++++ Extracted material

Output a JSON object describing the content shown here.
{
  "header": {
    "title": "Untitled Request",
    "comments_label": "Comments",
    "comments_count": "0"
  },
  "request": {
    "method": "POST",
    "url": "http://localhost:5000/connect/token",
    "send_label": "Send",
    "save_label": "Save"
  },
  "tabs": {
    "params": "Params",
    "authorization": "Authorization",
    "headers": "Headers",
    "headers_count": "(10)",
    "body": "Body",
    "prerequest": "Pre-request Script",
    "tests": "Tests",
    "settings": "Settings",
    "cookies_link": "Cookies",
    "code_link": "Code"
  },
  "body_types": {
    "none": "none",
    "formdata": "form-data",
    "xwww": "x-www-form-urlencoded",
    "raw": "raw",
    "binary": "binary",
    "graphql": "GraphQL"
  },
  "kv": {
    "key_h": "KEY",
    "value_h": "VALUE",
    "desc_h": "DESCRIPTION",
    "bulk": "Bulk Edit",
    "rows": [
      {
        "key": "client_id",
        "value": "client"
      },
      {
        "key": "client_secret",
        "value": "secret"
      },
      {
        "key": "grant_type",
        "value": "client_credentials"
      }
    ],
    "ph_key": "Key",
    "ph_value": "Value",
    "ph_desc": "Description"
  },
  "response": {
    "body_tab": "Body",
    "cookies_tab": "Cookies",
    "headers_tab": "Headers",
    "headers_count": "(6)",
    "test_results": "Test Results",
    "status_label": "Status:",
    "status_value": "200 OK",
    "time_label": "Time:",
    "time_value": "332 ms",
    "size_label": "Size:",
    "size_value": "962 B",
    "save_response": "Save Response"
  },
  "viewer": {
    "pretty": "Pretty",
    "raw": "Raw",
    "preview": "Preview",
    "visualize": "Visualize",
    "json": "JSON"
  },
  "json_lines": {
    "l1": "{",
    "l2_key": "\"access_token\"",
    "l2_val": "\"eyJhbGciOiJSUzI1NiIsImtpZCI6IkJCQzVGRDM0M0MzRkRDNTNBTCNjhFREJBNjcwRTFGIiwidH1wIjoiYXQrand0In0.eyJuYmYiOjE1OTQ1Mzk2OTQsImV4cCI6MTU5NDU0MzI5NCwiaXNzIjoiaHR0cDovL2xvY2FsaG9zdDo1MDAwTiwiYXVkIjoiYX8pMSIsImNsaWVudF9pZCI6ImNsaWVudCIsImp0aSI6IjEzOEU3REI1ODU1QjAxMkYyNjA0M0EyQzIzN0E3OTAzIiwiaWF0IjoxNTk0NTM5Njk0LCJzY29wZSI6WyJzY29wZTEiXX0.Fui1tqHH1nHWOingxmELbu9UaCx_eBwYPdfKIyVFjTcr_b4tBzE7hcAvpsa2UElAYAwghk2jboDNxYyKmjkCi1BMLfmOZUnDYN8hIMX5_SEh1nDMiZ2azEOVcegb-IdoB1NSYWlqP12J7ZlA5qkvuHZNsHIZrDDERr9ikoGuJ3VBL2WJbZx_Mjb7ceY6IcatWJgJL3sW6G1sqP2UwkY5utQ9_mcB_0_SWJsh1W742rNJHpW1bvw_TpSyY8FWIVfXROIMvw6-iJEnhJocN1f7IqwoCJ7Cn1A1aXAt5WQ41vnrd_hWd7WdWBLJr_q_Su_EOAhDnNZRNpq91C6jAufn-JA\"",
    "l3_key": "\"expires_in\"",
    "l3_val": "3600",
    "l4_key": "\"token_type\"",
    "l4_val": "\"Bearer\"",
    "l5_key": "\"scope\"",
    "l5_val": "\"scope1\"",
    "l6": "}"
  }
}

++++++++

■ **Objective**
Reproduce the listing above word for word.

■ **Written response**
Output a JSON object describing the content shown here.
{
  "header": {
    "title": "Untitled Request",
    "comments_label": "Comments",
    "comments_count": "0"
  },
  "request": {
    "method": "POST",
    "url": "http://localhost:5000/connect/token",
    "send_label": "Send",
    "save_label": "Save"
  },
  "tabs": {
    "params": "Params",
    "authorization": "Authorization",
    "headers": "Headers",
    "headers_count": "(10)",
    "body": "Body",
    "prerequest": "Pre-request Script",
    "tests": "Tests",
    "settings": "Settings",
    "cookies_link": "Cookies",
    "code_link": "Code"
  },
  "body_types": {
    "none": "none",
    "formdata": "form-data",
    "xwww": "x-www-form-urlencoded",
    "raw": "raw",
    "binary": "binary",
    "graphql": "GraphQL"
  },
  "kv": {
    "key_h": "KEY",
    "value_h": "VALUE",
    "desc_h": "DESCRIPTION",
    "bulk": "Bulk Edit",
    "rows": [
      {
        "key": "client_id",
        "value": "client"
      },
      {
        "key": "client_secret",
        "value": "secret"
      },
      {
        "key": "grant_type",
        "value": "client_credentials"
      }
    ],
    "ph_key": "Key",
    "ph_value": "Value",
    "ph_desc": "Description"
  },
  "response": {
    "body_tab": "Body",
    "cookies_tab": "Cookies",
    "headers_tab": "Headers",
    "headers_count": "(6)",
    "test_results": "Test Results",
    "status_label": "Status:",
    "status_value": "200 OK",
    "time_label": "Time:",
    "time_value": "332 ms",
    "size_label": "Size:",
    "size_value": "962 B",
    "save_response": "Save Response"
  },
  "viewer": {
    "pretty": "Pretty",
    "raw": "Raw",
    "preview": "Preview",
    "visualize": "Visualize",
    "json": "JSON"
  },
  "json_lines": {
    "l1": "{",
    "l2_key": "\"access_token\"",
    "l2_val": "\"eyJhbGciOiJSUzI1NiIsImtpZCI6IkJCQzVGRDM0M0MzRkRDNTNBTCNjhFREJBNjcwRTFGIiwidH1wIjoiYXQrand0In0.eyJuYmYiOjE1OTQ1Mzk2OTQsImV4cCI6MTU5NDU0MzI5NCwiaXNzIjoiaHR0cDovL2xvY2FsaG9zdDo1MDAwTiwiYXVkIjoiYX8pMSIsImNsaWVudF9pZCI6ImNsaWVudCIsImp0aSI6IjEzOEU3REI1ODU1QjAxMkYyNjA0M0EyQzIzN0E3OTAzIiwiaWF0IjoxNTk0NTM5Njk0LCJzY29wZSI6WyJzY29wZTEiXX0.Fui1tqHH1nHWOingxmELbu9UaCx_eBwYPdfKIyVFjTcr_b4tBzE7hcAvpsa2UElAYAwghk2jboDNxYyKmjkCi1BMLfmOZUnDYN8hIMX5_SEh1nDMiZ2azEOVcegb-IdoB1NSYWlqP12J7ZlA5qkvuHZNsHIZrDDERr9ikoGuJ3VBL2WJbZx_Mjb7ceY6IcatWJgJL3sW6G1sqP2UwkY5utQ9_mcB_0_SWJsh1W742rNJHpW1bvw_TpSyY8FWIVfXROIMvw6-iJEnhJocN1f7IqwoCJ7Cn1A1aXAt5WQ41vnrd_hWd7WdWBLJr_q_Su_EOAhDnNZRNpq91C6jAufn-JA\"",
    "l3_key": "\"expires_in\"",
    "l3_val": "3600",
    "l4_key": "\"token_type\"",
    "l4_val": "\"Bearer\"",
    "l5_key": "\"scope\"",
    "l5_val": "\"scope1\"",
    "l6": "}"
  }
}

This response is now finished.